* begin MATERIAL FOR THE TASK *
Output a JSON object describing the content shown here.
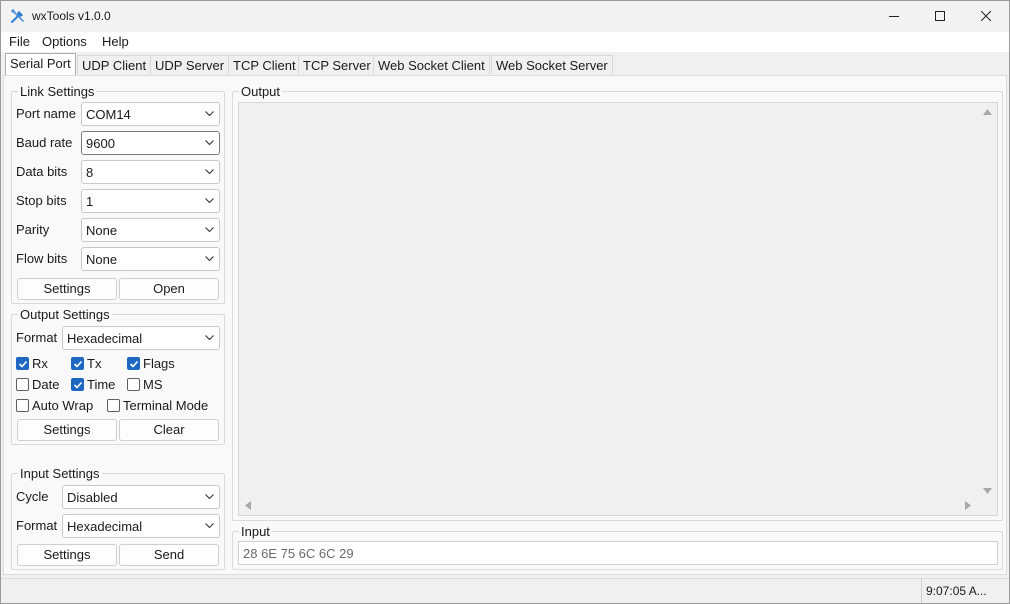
{
  "window": {
    "title": "wxTools v1.0.0"
  },
  "icons": {
    "app": "tools-icon",
    "minimize": "minimize-icon",
    "maximize": "maximize-icon",
    "close": "close-icon",
    "dropdown": "chevron-down-icon",
    "checkmark": "checkmark-icon"
  },
  "colors": {
    "accent": "#1e68c4",
    "window_bg": "#f0f0f0",
    "panel_bg": "#f9f9f9"
  },
  "menu": [
    "File",
    "Options",
    "Help"
  ],
  "tabs": [
    "Serial Port",
    "UDP Client",
    "UDP Server",
    "TCP Client",
    "TCP Server",
    "Web Socket Client",
    "Web Socket Server"
  ],
  "active_tab": "Serial Port",
  "link_settings": {
    "title": "Link Settings",
    "fields": [
      {
        "label": "Port name",
        "value": "COM14"
      },
      {
        "label": "Baud rate",
        "value": "9600"
      },
      {
        "label": "Data bits",
        "value": "8"
      },
      {
        "label": "Stop bits",
        "value": "1"
      },
      {
        "label": "Parity",
        "value": "None"
      },
      {
        "label": "Flow bits",
        "value": "None"
      }
    ],
    "settings_button": "Settings",
    "open_button": "Open"
  },
  "output_settings": {
    "title": "Output Settings",
    "format_label": "Format",
    "format_value": "Hexadecimal",
    "checkboxes": [
      {
        "label": "Rx",
        "checked": true
      },
      {
        "label": "Tx",
        "checked": true
      },
      {
        "label": "Flags",
        "checked": true
      },
      {
        "label": "Date",
        "checked": false
      },
      {
        "label": "Time",
        "checked": true
      },
      {
        "label": "MS",
        "checked": false
      },
      {
        "label": "Auto Wrap",
        "checked": false
      },
      {
        "label": "Terminal Mode",
        "checked": false
      }
    ],
    "settings_button": "Settings",
    "clear_button": "Clear"
  },
  "input_settings": {
    "title": "Input Settings",
    "cycle_label": "Cycle",
    "cycle_value": "Disabled",
    "format_label": "Format",
    "format_value": "Hexadecimal",
    "settings_button": "Settings",
    "send_button": "Send"
  },
  "output": {
    "title": "Output"
  },
  "input": {
    "title": "Input",
    "value": "28 6E 75 6C 6C 29"
  },
  "status": {
    "text": "9:07:05 A..."
  }
}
* end MATERIAL FOR THE TASK *
#### EXERCISE:
Omit each picture, then return all of the listing exactly as it stands.

#### EXPECTED ANSWER:
Output a JSON object describing the content shown here.
{
  "window": {
    "title": "wxTools v1.0.0"
  },
  "icons": {
    "app": "tools-icon",
    "minimize": "minimize-icon",
    "maximize": "maximize-icon",
    "close": "close-icon",
    "dropdown": "chevron-down-icon",
    "checkmark": "checkmark-icon"
  },
  "colors": {
    "accent": "#1e68c4",
    "window_bg": "#f0f0f0",
    "panel_bg": "#f9f9f9"
  },
  "menu": [
    "File",
    "Options",
    "Help"
  ],
  "tabs": [
    "Serial Port",
    "UDP Client",
    "UDP Server",
    "TCP Client",
    "TCP Server",
    "Web Socket Client",
    "Web Socket Server"
  ],
  "active_tab": "Serial Port",
  "link_settings": {
    "title": "Link Settings",
    "fields": [
      {
        "label": "Port name",
        "value": "COM14"
      },
      {
        "label": "Baud rate",
        "value": "9600"
      },
      {
        "label": "Data bits",
        "value": "8"
      },
      {
        "label": "Stop bits",
        "value": "1"
      },
      {
        "label": "Parity",
        "value": "None"
      },
      {
        "label": "Flow bits",
        "value": "None"
      }
    ],
    "settings_button": "Settings",
    "open_button": "Open"
  },
  "output_settings": {
    "title": "Output Settings",
    "format_label": "Format",
    "format_value": "Hexadecimal",
    "checkboxes": [
      {
        "label": "Rx",
        "checked": true
      },
      {
        "label": "Tx",
        "checked": true
      },
      {
        "label": "Flags",
        "checked": true
      },
      {
        "label": "Date",
        "checked": false
      },
      {
        "label": "Time",
        "checked": true
      },
      {
        "label": "MS",
        "checked": false
      },
      {
        "label": "Auto Wrap",
        "checked": false
      },
      {
        "label": "Terminal Mode",
        "checked": false
      }
    ],
    "settings_button": "Settings",
    "clear_button": "Clear"
  },
  "input_settings": {
    "title": "Input Settings",
    "cycle_label": "Cycle",
    "cycle_value": "Disabled",
    "format_label": "Format",
    "format_value": "Hexadecimal",
    "settings_button": "Settings",
    "send_button": "Send"
  },
  "output": {
    "title": "Output"
  },
  "input": {
    "title": "Input",
    "value": "28 6E 75 6C 6C 29"
  },
  "status": {
    "text": "9:07:05 A..."
  }
}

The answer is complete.